▶ **Aufgabe 1**
Geben Sie aus dem Text zum Übergang nach der obligatorischen Schule den Abschnitt wortgetreu wieder, der mit „Die Schule bereitet“ beginnt und bis einschließlich „eine weiterführende Schule.“ reicht.
▶ **Aufgabe 2**
Erläutern Sie anhand des Textes zum Übergang nach der obligatorischen Schule in ein bis drei Sätzen, weshalb nach dem Übertritt wichtige unterstützende Angebote im Alltag der Jugendlichen wegfallen.
▶ **Aufgabe 3**
Setzen Sie den Text zum Übergang nach der obligatorischen Schule im Anschluss an seinen letzten Satz fort.

━━━━━ Textauszug

Die Schule bereitet die Jugendlichen gut auf den Übergang I von der obligatorischen Schule in die Berufsschule bzw. das Gymnasium vor. Nur wenige Jugendliche stehen nach der Schulzeit ohne Anschlusslösung da. In der Phase dieses Übertritts und auch danach gibt es jene gewohnte Begleitung durch die Schule nicht mehr. Zudem verlieren weitere wichtige Angebote der Schulen (u.a. Schulsozialarbeit, Heilpädagogik) von da an ihre Zuständigkeit, womit wichtige unterstützende Angebote im Alltag der Jugendlichen entfallen. Der Übergang von der obligatorischen Schule in eine abgeschlossene Berufslehre oder eine erfolgreiche weiterführende Schule gelingt nicht allen Jugendlichen. Laut nationalen Studien erreichen bis zu 10% der jungen Erwachsenen keinen erfolgreichen Lehrabschluss oder eine weiterführende Schule.

━━━━━━━━━━
━━━━━ Bereitgestellte Daten

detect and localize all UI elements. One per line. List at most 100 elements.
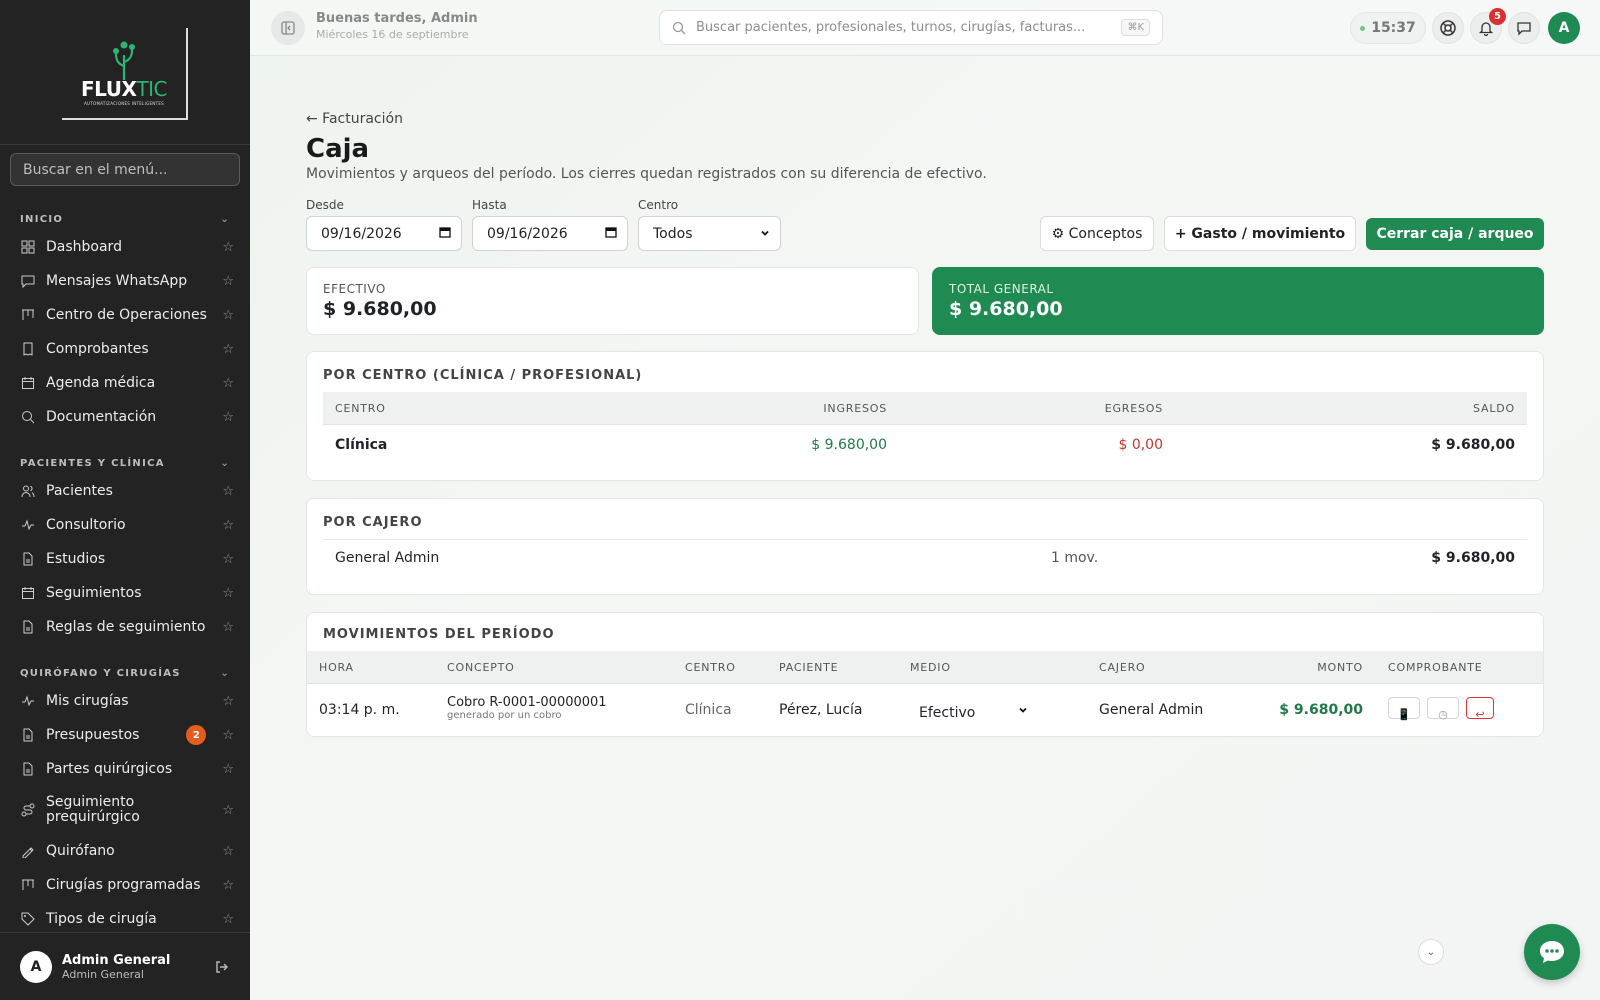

━━━━━━━━━━

▶ **Schriftliche Antwort 1**
Die Schule bereitet die Jugendlichen gut auf den Übergang I von der obligatorischen Schule in die Berufsschule bzw. das Gymnasium vor. Nur wenige Jugendliche stehen nach der Schulzeit ohne Anschlusslösung da. In der Phase dieses Übertritts und auch danach gibt es jene gewohnte Begleitung durch die Schule nicht mehr. Zudem verlieren weitere wichtige Angebote der Schulen (u.a. Schulsozialarbeit, Heilpädagogik) von da an ihre Zuständigkeit, womit wichtige unterstützende Angebote im Alltag der Jugendlichen entfallen. Der Übergang von der obligatorischen Schule in eine abgeschlossene Berufslehre oder eine erfolgreiche weiterführende Schule gelingt nicht allen Jugendlichen. Laut nationalen Studien erreichen bis zu 10% der jungen Erwachsenen keinen erfolgreichen Lehrabschluss oder eine weiterführende Schule.

▶ **Schriftliche Antwort 2**
Ab dem Übertritt verlieren weitere wichtige Angebote der Schulen, etwa die Schulsozialarbeit und die Heilpädagogik, ihre Zuständigkeit. Dadurch entfallen diese unterstützenden Angebote im Alltag der Jugendlichen.

▶ **Schriftliche Antwort 3**
In einer digitalisierten Welt, in welcher Bildung einen noch höheren Stellenwert einnimmt, als dies bereits in der Vergangenheit der Fall war, stellt das Fehlen einer Erstausbildung ein Armutsrisiko dar. Die erhöhte Belastung durch Stellenwechsel, die Prekarisierung des Arbeitsmarktes sowie psychische Risikofaktoren wie Existenzängste führen zu einem gesteigerten Risiko gesundheitlicher Folgeschäden.
In der Stadt Chur verfügten 2018 (Kennzahlenvergleich 2018 zur Sozialhilfe in 14 Schweizer Städten) mehr als die Hälfte (52.4%) der Sozialhilfebeziehenden nicht über eine berufliche Ausbildung (dies im Vergleich zu 5.7% bei Personen mit einer Universitären / höheren Fachausbildung).
Der im April 2020 erschienene Grundlagenbericht des Bundesamts für Gesundheit (BAG) formuliert Massnahmen, welche zu einer Steigerung der Chancengleichheit auf dem Arbeitsmarkt beitragen. Darin wird das Thema Ausbildung als essenzieller Faktor erfasst.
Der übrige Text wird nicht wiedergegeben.